■ **Task description**: Retype the listing that follows, exactly as written.

Stored records
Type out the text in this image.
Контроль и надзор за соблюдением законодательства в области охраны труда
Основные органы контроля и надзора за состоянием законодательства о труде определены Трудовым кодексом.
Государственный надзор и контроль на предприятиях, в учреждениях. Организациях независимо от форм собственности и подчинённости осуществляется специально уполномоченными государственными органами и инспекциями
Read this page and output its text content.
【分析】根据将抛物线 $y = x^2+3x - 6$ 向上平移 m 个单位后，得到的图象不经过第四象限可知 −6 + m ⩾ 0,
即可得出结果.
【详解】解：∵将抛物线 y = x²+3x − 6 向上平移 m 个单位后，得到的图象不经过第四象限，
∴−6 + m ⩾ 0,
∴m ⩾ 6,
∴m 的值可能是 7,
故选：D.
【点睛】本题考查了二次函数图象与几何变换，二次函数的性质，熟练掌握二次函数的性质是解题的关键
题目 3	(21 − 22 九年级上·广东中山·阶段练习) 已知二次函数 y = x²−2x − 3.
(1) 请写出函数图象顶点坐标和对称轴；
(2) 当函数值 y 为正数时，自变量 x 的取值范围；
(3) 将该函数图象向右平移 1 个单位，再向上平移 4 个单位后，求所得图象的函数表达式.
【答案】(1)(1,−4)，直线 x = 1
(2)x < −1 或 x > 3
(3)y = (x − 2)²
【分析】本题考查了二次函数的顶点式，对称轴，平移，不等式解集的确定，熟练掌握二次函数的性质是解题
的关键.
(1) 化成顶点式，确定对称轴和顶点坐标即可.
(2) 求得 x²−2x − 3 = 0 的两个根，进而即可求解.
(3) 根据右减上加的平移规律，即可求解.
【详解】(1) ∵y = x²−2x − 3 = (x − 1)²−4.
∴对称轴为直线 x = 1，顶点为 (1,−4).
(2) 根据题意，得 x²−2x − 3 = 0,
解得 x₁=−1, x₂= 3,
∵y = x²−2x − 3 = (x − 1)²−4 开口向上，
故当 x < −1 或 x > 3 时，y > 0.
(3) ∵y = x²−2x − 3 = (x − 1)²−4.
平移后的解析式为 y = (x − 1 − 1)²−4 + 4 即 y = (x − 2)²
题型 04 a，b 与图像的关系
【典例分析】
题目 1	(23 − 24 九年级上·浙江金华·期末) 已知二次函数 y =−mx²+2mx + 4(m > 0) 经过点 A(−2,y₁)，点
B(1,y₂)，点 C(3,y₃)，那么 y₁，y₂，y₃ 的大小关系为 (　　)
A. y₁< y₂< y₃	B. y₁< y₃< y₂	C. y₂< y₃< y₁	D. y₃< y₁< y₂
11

■ **In response**:
Type out the text in this image.
Контроль и надзор за соблюдением законодательства в области охраны труда
Основные органы контроля и надзора за состоянием законодательства о труде определены Трудовым кодексом.
Государственный надзор и контроль на предприятиях, в учреждениях. Организациях независимо от форм собственности и подчинённости осуществляется специально уполномоченными государственными органами и инспекциями
Read this page and output its text content.
【分析】根据将抛物线 $y = x^2+3x - 6$ 向上平移 m 个单位后，得到的图象不经过第四象限可知 −6 + m ⩾ 0,
即可得出结果.
【详解】解：∵将抛物线 y = x²+3x − 6 向上平移 m 个单位后，得到的图象不经过第四象限，
∴−6 + m ⩾ 0,
∴m ⩾ 6,
∴m 的值可能是 7,
故选：D.
【点睛】本题考查了二次函数图象与几何变换，二次函数的性质，熟练掌握二次函数的性质是解题的关键
题目 3	(21 − 22 九年级上·广东中山·阶段练习) 已知二次函数 y = x²−2x − 3.
(1) 请写出函数图象顶点坐标和对称轴；
(2) 当函数值 y 为正数时，自变量 x 的取值范围；
(3) 将该函数图象向右平移 1 个单位，再向上平移 4 个单位后，求所得图象的函数表达式.
【答案】(1)(1,−4)，直线 x = 1
(2)x < −1 或 x > 3
(3)y = (x − 2)²
【分析】本题考查了二次函数的顶点式，对称轴，平移，不等式解集的确定，熟练掌握二次函数的性质是解题
的关键.
(1) 化成顶点式，确定对称轴和顶点坐标即可.
(2) 求得 x²−2x − 3 = 0 的两个根，进而即可求解.
(3) 根据右减上加的平移规律，即可求解.
【详解】(1) ∵y = x²−2x − 3 = (x − 1)²−4.
∴对称轴为直线 x = 1，顶点为 (1,−4).
(2) 根据题意，得 x²−2x − 3 = 0,
解得 x₁=−1, x₂= 3,
∵y = x²−2x − 3 = (x − 1)²−4 开口向上，
故当 x < −1 或 x > 3 时，y > 0.
(3) ∵y = x²−2x − 3 = (x − 1)²−4.
平移后的解析式为 y = (x − 1 − 1)²−4 + 4 即 y = (x − 2)²
题型 04 a，b 与图像的关系
【典例分析】
题目 1	(23 − 24 九年级上·浙江金华·期末) 已知二次函数 y =−mx²+2mx + 4(m > 0) 经过点 A(−2,y₁)，点
B(1,y₂)，点 C(3,y₃)，那么 y₁，y₂，y₃ 的大小关系为 (　　)
A. y₁< y₂< y₃	B. y₁< y₃< y₂	C. y₂< y₃< y₁	D. y₃< y₁< y₂
11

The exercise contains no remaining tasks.